§ **OBJECTIVE**:
Pull out every line containing the string "đương".

§ **Recorded data**:
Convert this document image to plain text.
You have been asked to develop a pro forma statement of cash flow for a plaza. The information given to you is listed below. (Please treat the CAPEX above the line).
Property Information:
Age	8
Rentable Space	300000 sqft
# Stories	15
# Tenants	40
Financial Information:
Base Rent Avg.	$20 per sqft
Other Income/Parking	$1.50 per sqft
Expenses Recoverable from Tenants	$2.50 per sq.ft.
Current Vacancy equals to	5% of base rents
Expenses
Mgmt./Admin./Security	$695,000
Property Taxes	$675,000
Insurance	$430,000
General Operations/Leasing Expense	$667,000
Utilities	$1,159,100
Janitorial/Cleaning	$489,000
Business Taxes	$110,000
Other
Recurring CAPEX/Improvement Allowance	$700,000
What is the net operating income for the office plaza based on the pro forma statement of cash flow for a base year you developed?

---

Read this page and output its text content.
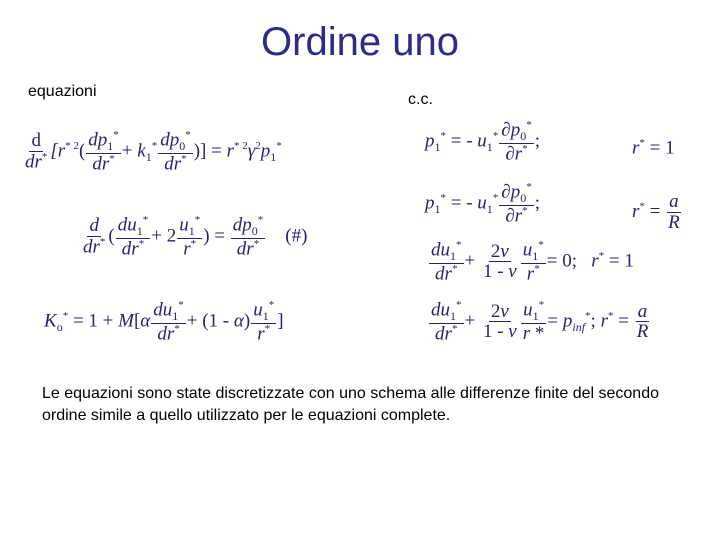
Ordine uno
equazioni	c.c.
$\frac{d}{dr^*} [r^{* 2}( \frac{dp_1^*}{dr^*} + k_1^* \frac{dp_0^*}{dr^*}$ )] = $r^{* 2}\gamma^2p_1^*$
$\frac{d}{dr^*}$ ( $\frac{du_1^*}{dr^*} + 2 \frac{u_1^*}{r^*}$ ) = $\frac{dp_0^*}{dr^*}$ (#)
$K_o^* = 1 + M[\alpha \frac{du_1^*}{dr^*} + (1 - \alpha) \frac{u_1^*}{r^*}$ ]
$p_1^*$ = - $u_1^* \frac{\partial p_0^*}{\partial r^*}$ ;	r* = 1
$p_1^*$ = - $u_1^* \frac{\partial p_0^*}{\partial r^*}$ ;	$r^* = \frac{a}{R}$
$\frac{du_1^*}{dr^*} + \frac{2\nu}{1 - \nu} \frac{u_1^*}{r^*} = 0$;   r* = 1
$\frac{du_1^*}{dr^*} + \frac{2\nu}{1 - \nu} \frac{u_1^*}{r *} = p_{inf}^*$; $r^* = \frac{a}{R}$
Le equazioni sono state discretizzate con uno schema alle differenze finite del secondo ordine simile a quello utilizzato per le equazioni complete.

...

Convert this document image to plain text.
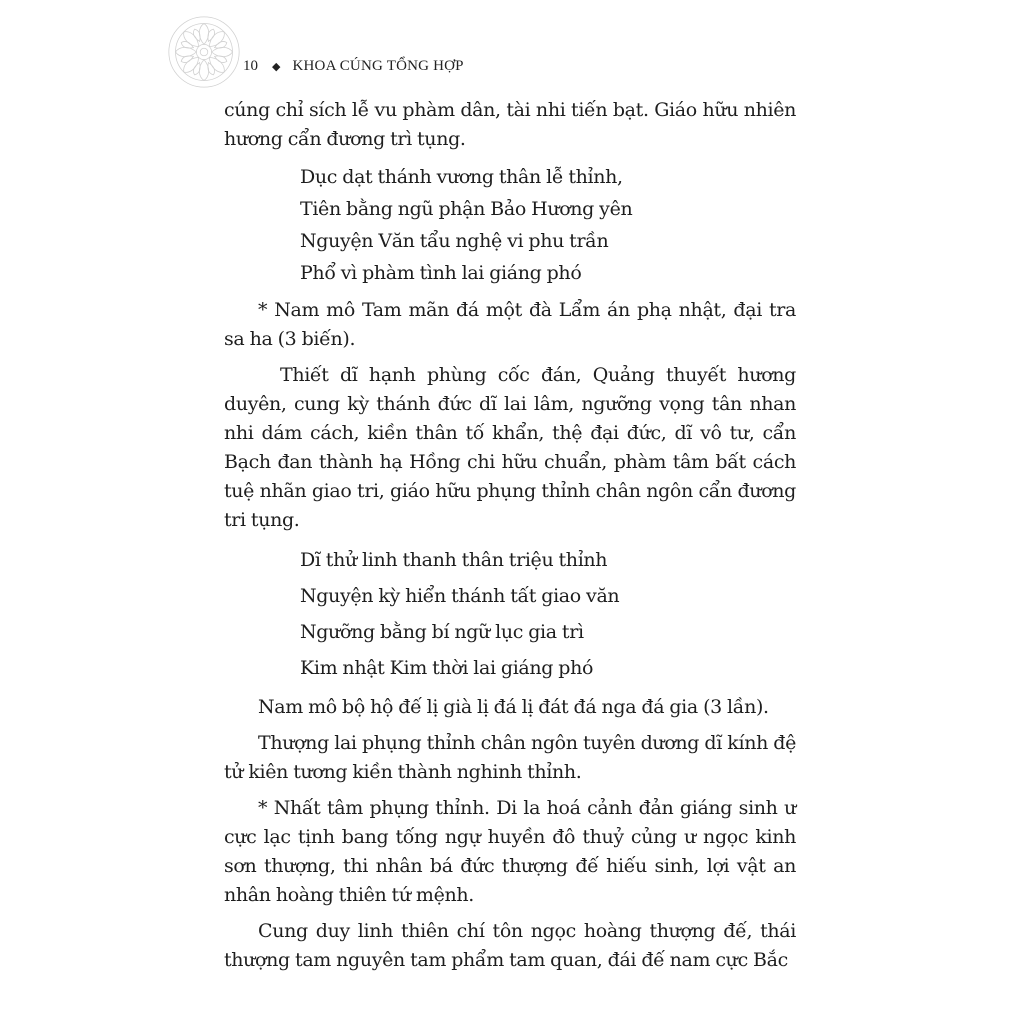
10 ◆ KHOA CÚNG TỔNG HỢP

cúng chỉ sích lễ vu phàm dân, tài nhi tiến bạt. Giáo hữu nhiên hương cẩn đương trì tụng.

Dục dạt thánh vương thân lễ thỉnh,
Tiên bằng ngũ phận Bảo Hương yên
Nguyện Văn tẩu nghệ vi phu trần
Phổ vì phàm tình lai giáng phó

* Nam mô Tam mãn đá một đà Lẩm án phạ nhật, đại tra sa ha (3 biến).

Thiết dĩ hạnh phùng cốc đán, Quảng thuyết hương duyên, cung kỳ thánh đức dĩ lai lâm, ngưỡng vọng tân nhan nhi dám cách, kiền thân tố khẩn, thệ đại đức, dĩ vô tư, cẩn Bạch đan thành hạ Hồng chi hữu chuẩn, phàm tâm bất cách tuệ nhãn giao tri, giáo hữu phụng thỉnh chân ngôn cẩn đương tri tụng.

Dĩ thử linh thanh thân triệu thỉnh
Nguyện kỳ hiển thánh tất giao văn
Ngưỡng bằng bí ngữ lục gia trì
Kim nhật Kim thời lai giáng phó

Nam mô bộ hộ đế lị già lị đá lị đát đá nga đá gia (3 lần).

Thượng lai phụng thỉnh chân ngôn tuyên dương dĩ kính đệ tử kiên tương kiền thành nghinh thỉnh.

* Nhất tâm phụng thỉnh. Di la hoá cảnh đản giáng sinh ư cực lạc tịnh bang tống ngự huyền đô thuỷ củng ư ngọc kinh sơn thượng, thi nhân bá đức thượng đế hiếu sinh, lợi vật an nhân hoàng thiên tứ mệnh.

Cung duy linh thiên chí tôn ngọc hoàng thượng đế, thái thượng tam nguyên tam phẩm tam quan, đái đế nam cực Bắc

§ **RESPONSE**:
cúng chỉ sích lễ vu phàm dân, tài nhi tiến bạt. Giáo hữu nhiên hương cẩn đương trì tụng.
Thiết dĩ hạnh phùng cốc đán, Quảng thuyết hương duyên, cung kỳ thánh đức dĩ lai lâm, ngưỡng vọng tân nhan nhi dám cách, kiền thân tố khẩn, thệ đại đức, dĩ vô tư, cẩn Bạch đan thành hạ Hồng chi hữu chuẩn, phàm tâm bất cách tuệ nhãn giao tri, giáo hữu phụng thỉnh chân ngôn cẩn đương tri tụng.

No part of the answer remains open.